Exercise task 1
Answer these questions about the post on The Big Read, one answer per line, marked like the questions:
(a) What date and city appear at the head of the post?
(b) Colleagues at which organization hatched The Big Read?
(c) Which four subjects does the post name as ones the program helps Americans discuss?
Exercise task 2
Resume the post on The Big Read from its last sentence, keeping the same voice and subject.

Selected excerpt
<<<<
Archive for the 'The Death of Ivan Ilyich' Category

Cracked Open

Friday, March 21st, 2008

March 21, 2008
Washington, DC

Lately, politicians and pundits agree that America seems reluctant to talk about racism in any but the most sensationalistic terms. They’re not wrong, either. Quietly though, one city and town at a time, a nationwide program called The Big Read is starting to help Americans kick around subjects like race — and class, and free speech, and immigration, and any number of other topics that good neighbors usually make a habit of avoiding.

Nobody expected this civic side benefit when my colleagues at the National Endowment for the Arts and I went about hatching The Big Read. All we wanted was to arrest the mortifying erosion in American pleasure reading that, like a rush-hour mudslide, can narrow the road toward a humane, prosperous society down to one elite lane.
>>>>
Raw records
<<<<
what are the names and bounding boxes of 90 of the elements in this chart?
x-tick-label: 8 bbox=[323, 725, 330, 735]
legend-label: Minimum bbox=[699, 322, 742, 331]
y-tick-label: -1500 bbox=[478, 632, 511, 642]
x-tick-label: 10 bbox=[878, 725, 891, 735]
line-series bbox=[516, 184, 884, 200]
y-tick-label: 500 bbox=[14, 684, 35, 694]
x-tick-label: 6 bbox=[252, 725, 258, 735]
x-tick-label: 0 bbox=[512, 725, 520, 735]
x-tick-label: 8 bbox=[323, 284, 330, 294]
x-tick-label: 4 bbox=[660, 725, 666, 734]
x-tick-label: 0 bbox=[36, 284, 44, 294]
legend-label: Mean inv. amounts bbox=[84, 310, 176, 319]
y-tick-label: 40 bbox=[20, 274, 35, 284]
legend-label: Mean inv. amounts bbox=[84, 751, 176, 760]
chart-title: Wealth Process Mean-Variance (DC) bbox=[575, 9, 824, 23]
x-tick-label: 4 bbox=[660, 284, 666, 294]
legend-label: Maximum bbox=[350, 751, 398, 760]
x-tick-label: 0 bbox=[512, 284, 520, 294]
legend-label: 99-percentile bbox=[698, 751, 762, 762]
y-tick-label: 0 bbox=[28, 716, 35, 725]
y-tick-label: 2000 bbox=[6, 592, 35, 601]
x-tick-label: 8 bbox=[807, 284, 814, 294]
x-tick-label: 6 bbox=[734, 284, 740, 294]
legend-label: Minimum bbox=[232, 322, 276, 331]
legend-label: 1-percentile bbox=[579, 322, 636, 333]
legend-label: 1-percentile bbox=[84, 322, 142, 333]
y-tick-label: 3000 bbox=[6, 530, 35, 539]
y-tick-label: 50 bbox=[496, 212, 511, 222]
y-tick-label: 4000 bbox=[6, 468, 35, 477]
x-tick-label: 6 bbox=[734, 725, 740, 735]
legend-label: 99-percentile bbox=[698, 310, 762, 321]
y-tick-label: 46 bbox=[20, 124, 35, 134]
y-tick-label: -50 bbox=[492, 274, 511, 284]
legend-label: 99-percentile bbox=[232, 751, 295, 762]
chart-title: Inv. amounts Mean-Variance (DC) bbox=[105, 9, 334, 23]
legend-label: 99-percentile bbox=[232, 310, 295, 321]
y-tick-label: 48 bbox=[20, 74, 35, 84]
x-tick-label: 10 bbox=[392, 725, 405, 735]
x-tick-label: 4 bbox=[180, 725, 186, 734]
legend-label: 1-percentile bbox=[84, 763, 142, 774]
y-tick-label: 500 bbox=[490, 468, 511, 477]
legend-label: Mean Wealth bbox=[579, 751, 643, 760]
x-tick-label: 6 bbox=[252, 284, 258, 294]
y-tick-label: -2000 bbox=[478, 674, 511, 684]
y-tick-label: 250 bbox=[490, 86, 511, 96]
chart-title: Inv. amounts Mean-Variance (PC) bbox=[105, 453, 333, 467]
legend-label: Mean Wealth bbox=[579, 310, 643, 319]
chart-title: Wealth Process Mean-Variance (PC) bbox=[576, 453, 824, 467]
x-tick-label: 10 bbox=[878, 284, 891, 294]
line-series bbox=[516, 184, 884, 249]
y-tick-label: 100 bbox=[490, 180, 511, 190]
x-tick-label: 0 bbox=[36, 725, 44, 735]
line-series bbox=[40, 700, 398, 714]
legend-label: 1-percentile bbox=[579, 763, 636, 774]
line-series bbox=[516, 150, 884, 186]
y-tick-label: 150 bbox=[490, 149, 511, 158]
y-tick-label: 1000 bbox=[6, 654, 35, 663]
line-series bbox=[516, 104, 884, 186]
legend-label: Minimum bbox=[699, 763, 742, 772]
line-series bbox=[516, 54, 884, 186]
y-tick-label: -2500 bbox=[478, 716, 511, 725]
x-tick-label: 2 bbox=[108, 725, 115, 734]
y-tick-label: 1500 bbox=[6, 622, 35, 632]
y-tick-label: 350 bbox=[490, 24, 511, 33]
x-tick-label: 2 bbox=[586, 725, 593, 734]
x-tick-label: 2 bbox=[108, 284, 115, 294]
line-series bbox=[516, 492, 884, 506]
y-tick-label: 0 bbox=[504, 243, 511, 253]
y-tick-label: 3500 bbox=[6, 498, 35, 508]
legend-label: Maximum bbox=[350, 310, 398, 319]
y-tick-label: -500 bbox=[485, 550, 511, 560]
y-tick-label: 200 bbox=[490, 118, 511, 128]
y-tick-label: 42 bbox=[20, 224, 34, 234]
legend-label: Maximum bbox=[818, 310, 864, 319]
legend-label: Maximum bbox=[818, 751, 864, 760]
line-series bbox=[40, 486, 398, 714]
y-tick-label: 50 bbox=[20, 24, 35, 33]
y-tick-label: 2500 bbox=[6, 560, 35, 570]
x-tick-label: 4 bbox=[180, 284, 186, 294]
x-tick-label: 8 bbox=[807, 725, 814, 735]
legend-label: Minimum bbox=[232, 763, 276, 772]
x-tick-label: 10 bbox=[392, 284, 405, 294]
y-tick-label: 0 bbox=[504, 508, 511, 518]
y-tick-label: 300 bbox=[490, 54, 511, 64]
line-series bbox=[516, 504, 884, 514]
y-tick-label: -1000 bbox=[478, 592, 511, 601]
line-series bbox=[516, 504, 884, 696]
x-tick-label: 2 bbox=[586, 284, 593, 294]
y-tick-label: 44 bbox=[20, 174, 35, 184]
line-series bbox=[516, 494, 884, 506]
>>>>
Exercise response 1
(a) March 21, 2008, in Washington, DC.
(b) The National Endowment for the Arts.
(c) Race, class, free speech and immigration.

Exercise response 2
Cynthia Ozick

Cynthia Ozick. Photo
© Nancy Crampton

 

But sometimes, instead of working against us, the law of unintended consequences is actually on our side. In the course of helping cities do successful one-city one-book programs, I’m discovering a nationwide hunger to talk about the very subjects that tend to make us nervous. Traveling around the country watching The Big Read work, I’ve noticed a real impatience with “polite conversation,” with having to choose one’s words so carefully that any hope of a natural give-and-take gets lost.

Take Wallowa County, Oregon, where a literary center called Fishtrap won a modest grant to do a Big Read of The Grapes of Wrath. It might have been easy to treat the book like a period piece, showing the movie, hosting book discussions, having teenagers record oral histories of senior citizens who remember the Depression firsthand — all of which Fishtrap did, and did well. But they also devised a “hard-luck dinner,” where ticket-buyers didn’t know ahead of time whether they’d get steak, hardtack, or go hungry. That led to the kind of frank discussion that might be awkward in a checkout line, but somehow crops up spontaneously whenever a great book comes to hand.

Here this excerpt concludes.